====== Exercise materials ======

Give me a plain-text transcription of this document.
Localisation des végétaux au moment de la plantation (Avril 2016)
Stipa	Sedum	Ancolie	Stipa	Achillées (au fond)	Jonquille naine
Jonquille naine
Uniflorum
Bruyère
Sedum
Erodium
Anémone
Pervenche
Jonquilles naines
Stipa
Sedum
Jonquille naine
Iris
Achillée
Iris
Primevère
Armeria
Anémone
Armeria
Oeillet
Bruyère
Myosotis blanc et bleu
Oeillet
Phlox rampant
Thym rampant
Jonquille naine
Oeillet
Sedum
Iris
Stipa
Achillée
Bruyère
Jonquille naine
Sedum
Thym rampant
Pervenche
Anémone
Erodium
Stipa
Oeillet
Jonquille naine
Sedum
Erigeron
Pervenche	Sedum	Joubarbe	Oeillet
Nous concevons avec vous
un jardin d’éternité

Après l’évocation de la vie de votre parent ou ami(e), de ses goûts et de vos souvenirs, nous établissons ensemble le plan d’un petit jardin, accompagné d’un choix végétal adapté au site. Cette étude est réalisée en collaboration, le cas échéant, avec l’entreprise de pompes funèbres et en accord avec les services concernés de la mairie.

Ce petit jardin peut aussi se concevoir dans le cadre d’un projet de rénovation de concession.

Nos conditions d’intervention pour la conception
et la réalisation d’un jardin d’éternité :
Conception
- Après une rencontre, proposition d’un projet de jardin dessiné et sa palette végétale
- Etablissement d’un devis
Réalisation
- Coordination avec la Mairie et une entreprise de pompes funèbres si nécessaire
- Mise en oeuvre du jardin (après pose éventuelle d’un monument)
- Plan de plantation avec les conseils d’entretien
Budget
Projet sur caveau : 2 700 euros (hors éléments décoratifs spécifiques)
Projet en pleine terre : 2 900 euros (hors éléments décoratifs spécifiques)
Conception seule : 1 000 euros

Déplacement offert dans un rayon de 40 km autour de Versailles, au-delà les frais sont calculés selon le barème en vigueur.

======

Please repeat the listing exactly, with nothing left out.

Give me a plain-text transcription of this document.
Localisation des végétaux au moment de la plantation (Avril 2016)
Stipa	Sedum	Ancolie	Stipa	Achillées (au fond)	Jonquille naine
Jonquille naine
Uniflorum
Bruyère
Sedum
Erodium
Anémone
Pervenche
Jonquilles naines
Stipa
Sedum
Jonquille naine
Iris
Achillée
Iris
Primevère
Armeria
Anémone
Armeria
Oeillet
Bruyère
Myosotis blanc et bleu
Oeillet
Phlox rampant
Thym rampant
Jonquille naine
Oeillet
Sedum
Iris
Stipa
Achillée
Bruyère
Jonquille naine
Sedum
Thym rampant
Pervenche
Anémone
Erodium
Stipa
Oeillet
Jonquille naine
Sedum
Erigeron
Pervenche	Sedum	Joubarbe	Oeillet
Nous concevons avec vous
un jardin d’éternité

Après l’évocation de la vie de votre parent ou ami(e), de ses goûts et de vos souvenirs, nous établissons ensemble le plan d’un petit jardin, accompagné d’un choix végétal adapté au site. Cette étude est réalisée en collaboration, le cas échéant, avec l’entreprise de pompes funèbres et en accord avec les services concernés de la mairie.

Ce petit jardin peut aussi se concevoir dans le cadre d’un projet de rénovation de concession.

Nos conditions d’intervention pour la conception
et la réalisation d’un jardin d’éternité :
Conception
- Après une rencontre, proposition d’un projet de jardin dessiné et sa palette végétale
- Etablissement d’un devis
Réalisation
- Coordination avec la Mairie et une entreprise de pompes funèbres si nécessaire
- Mise en oeuvre du jardin (après pose éventuelle d’un monument)
- Plan de plantation avec les conseils d’entretien
Budget
Projet sur caveau : 2 700 euros (hors éléments décoratifs spécifiques)
Projet en pleine terre : 2 900 euros (hors éléments décoratifs spécifiques)
Conception seule : 1 000 euros

Déplacement offert dans un rayon de 40 km autour de Versailles, au-delà les frais sont calculés selon le barème en vigueur.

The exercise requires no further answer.